Task directions »
Check each line for the string "left". Give only the count of lines that have it.

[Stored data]
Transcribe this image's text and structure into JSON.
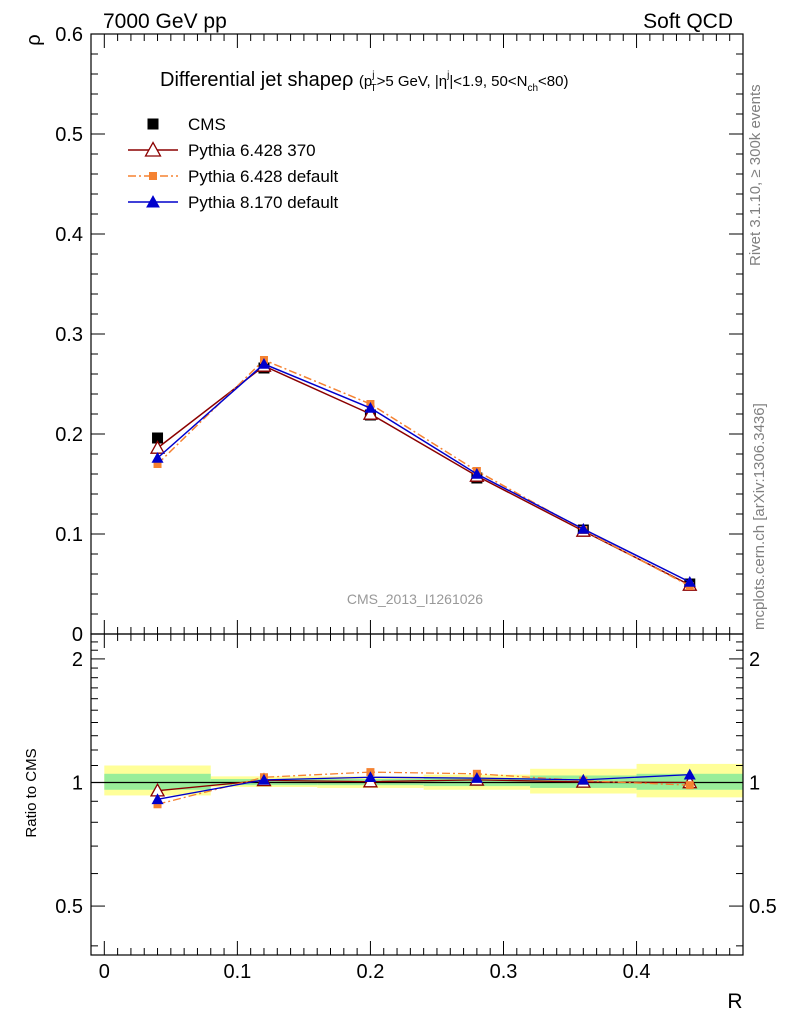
{
  "header": {
    "left": "7000 GeV pp",
    "right": "Soft QCD"
  },
  "side": {
    "rivet": "Rivet 3.1.10, ≥ 300k events",
    "mcplots": "mcplots.cern.ch [arXiv:1306.3436]"
  },
  "chart_data": [
    {
      "type": "scatter",
      "title": "Differential jet shapeρ (p_T^j>5 GeV, |η^j|<1.9, 50<N_ch<80)",
      "title_parts": {
        "main": "Differential jet shapeρ ",
        "p": "(p",
        "sub_T": "T",
        "sup_j1": "j",
        "mid1": ">5 GeV, |η",
        "sup_j2": "j",
        "mid2": "|<1.9, 50<N",
        "sub_ch": "ch",
        "end": "<80)"
      },
      "ylabel": "ρ",
      "ylim": [
        0,
        0.6
      ],
      "yticks": [
        "0",
        "0.1",
        "0.2",
        "0.3",
        "0.4",
        "0.5",
        "0.6"
      ],
      "xlim": [
        -0.01,
        0.48
      ],
      "watermark": "CMS_2013_I1261026",
      "legend_position": "top-left",
      "x": [
        0.04,
        0.12,
        0.2,
        0.28,
        0.36,
        0.44
      ],
      "series": [
        {
          "name": "CMS",
          "color": "#000000",
          "marker": "square",
          "values": [
            0.196,
            0.266,
            0.219,
            0.156,
            0.104,
            0.05
          ]
        },
        {
          "name": "Pythia 6.428 370",
          "color": "#8b0000",
          "marker": "open-triangle",
          "line": "solid",
          "values": [
            0.186,
            0.268,
            0.22,
            0.158,
            0.103,
            0.049
          ]
        },
        {
          "name": "Pythia 6.428 default",
          "color": "#f58231",
          "marker": "small-square",
          "line": "dashdot",
          "values": [
            0.17,
            0.274,
            0.23,
            0.163,
            0.104,
            0.048
          ]
        },
        {
          "name": "Pythia 8.170 default",
          "color": "#0000cc",
          "marker": "filled-triangle",
          "line": "solid",
          "values": [
            0.176,
            0.27,
            0.226,
            0.16,
            0.105,
            0.052
          ]
        }
      ]
    },
    {
      "type": "scatter",
      "ylabel": "Ratio to CMS",
      "xlabel": "R",
      "ylim": [
        0.38,
        2.3
      ],
      "yscale": "log",
      "yticks": [
        "0.5",
        "1",
        "2"
      ],
      "xticks": [
        "0",
        "0.1",
        "0.2",
        "0.3",
        "0.4"
      ],
      "xlim": [
        -0.01,
        0.48
      ],
      "bands": [
        {
          "x0": 0.0,
          "x1": 0.08,
          "green": [
            0.96,
            1.05
          ],
          "yellow": [
            0.93,
            1.1
          ]
        },
        {
          "x0": 0.08,
          "x1": 0.16,
          "green": [
            0.985,
            1.02
          ],
          "yellow": [
            0.975,
            1.035
          ]
        },
        {
          "x0": 0.16,
          "x1": 0.24,
          "green": [
            0.985,
            1.02
          ],
          "yellow": [
            0.97,
            1.035
          ]
        },
        {
          "x0": 0.24,
          "x1": 0.32,
          "green": [
            0.98,
            1.025
          ],
          "yellow": [
            0.96,
            1.045
          ]
        },
        {
          "x0": 0.32,
          "x1": 0.4,
          "green": [
            0.97,
            1.04
          ],
          "yellow": [
            0.94,
            1.08
          ]
        },
        {
          "x0": 0.4,
          "x1": 0.48,
          "green": [
            0.96,
            1.05
          ],
          "yellow": [
            0.92,
            1.11
          ]
        }
      ],
      "x": [
        0.04,
        0.12,
        0.2,
        0.28,
        0.36,
        0.44
      ],
      "series": [
        {
          "name": "Pythia 6.428 370",
          "color": "#8b0000",
          "marker": "open-triangle",
          "values": [
            0.955,
            1.012,
            1.005,
            1.015,
            1.003,
            1.0
          ]
        },
        {
          "name": "Pythia 6.428 default",
          "color": "#f58231",
          "marker": "small-square",
          "values": [
            0.885,
            1.03,
            1.06,
            1.05,
            1.01,
            0.985
          ]
        },
        {
          "name": "Pythia 8.170 default",
          "color": "#0000cc",
          "marker": "filled-triangle",
          "values": [
            0.91,
            1.015,
            1.03,
            1.025,
            1.015,
            1.045
          ]
        }
      ]
    }
  ]
}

Task response »
2